--- start of LISTING ---

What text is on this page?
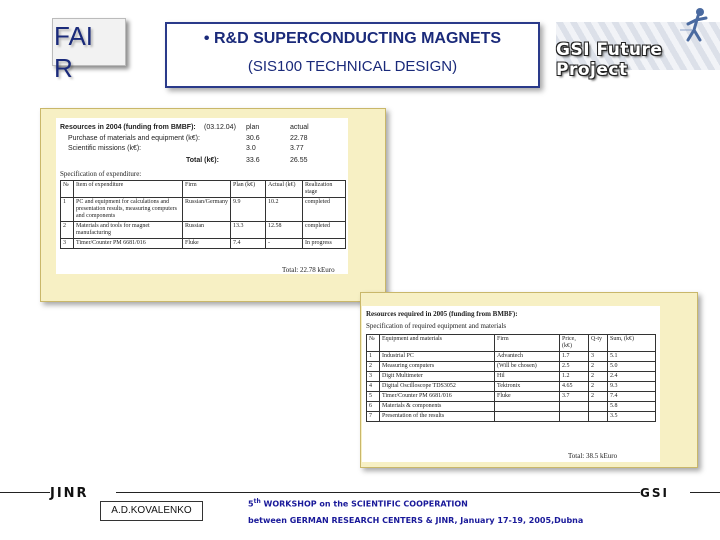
FAI R
• R&D SUPERCONDUCTING MAGNETS
(SIS100 TECHNICAL DESIGN)
GSI Future Project
Resources in 2004 (funding from BMBF): (03.12.04) plan	actual
Purchase of materials and equipment (k€):	30.6	22.78
Scientific missions (k€):	3.0	3.77
Total (k€):	33.6	26.55
Specification of expenditure:
№	Item of expenditure	Firm	Plan (k€)	Actual (k€)	Realization stage
1	PC and equipment for calculations and presentation results, measuring computers and components	Russian/Germany	9.9	10.2	completed
2	Materials and tools for magnet manufacturing	Russian	13.3	12.58	completed
3	Timer/Counter PM 6681/016	Fluke	7.4	-	In progress
Total: 22.78 kEuro
Resources required in 2005 (funding from BMBF):
Specification of required equipment and materials
№	Equipment and materials	Firm	Price, (k€)	Q-ty	Sum, (k€)
1	Industrial PC	Advantech	1.7	3	5.1
2	Measuring computers	(Will be chosen)	2.5	2	5.0
3	Digit Multimeter	Hil	1.2	2	2.4
4	Digital Oscilloscope TDS3052	Tektronix	4.65	2	9.3
5	Timer/Counter PM 6681/016	Fluke	3.7	2	7.4
6	Materials & components				5.8
7	Presentation of the results				3.5
Total: 38.5 kEuro
JINR	GSI
A.D.KOVALENKO
5th WORKSHOP on the SCIENTIFIC COOPERATION
between GERMAN RESEARCH CENTERS & JINR, January 17-19, 2005,Dubna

--- end of LISTING ---

## WRITTEN TASK
Go back to the records above and write them out exactly, without the pictures.

## WRITTEN ANSWER
What text is on this page?
FAI R
• R&D SUPERCONDUCTING MAGNETS
(SIS100 TECHNICAL DESIGN)
GSI Future Project
Resources in 2004 (funding from BMBF): (03.12.04) plan	actual
Purchase of materials and equipment (k€):	30.6	22.78
Scientific missions (k€):	3.0	3.77
Total (k€):	33.6	26.55
Specification of expenditure:
№	Item of expenditure	Firm	Plan (k€)	Actual (k€)	Realization stage
1	PC and equipment for calculations and presentation results, measuring computers and components	Russian/Germany	9.9	10.2	completed
2	Materials and tools for magnet manufacturing	Russian	13.3	12.58	completed
3	Timer/Counter PM 6681/016	Fluke	7.4	-	In progress
Total: 22.78 kEuro
Resources required in 2005 (funding from BMBF):
Specification of required equipment and materials
№	Equipment and materials	Firm	Price, (k€)	Q-ty	Sum, (k€)
1	Industrial PC	Advantech	1.7	3	5.1
2	Measuring computers	(Will be chosen)	2.5	2	5.0
3	Digit Multimeter	Hil	1.2	2	2.4
4	Digital Oscilloscope TDS3052	Tektronix	4.65	2	9.3
5	Timer/Counter PM 6681/016	Fluke	3.7	2	7.4
6	Materials & components				5.8
7	Presentation of the results				3.5
Total: 38.5 kEuro
JINR	GSI
A.D.KOVALENKO
5th WORKSHOP on the SCIENTIFIC COOPERATION
between GERMAN RESEARCH CENTERS & JINR, January 17-19, 2005,Dubna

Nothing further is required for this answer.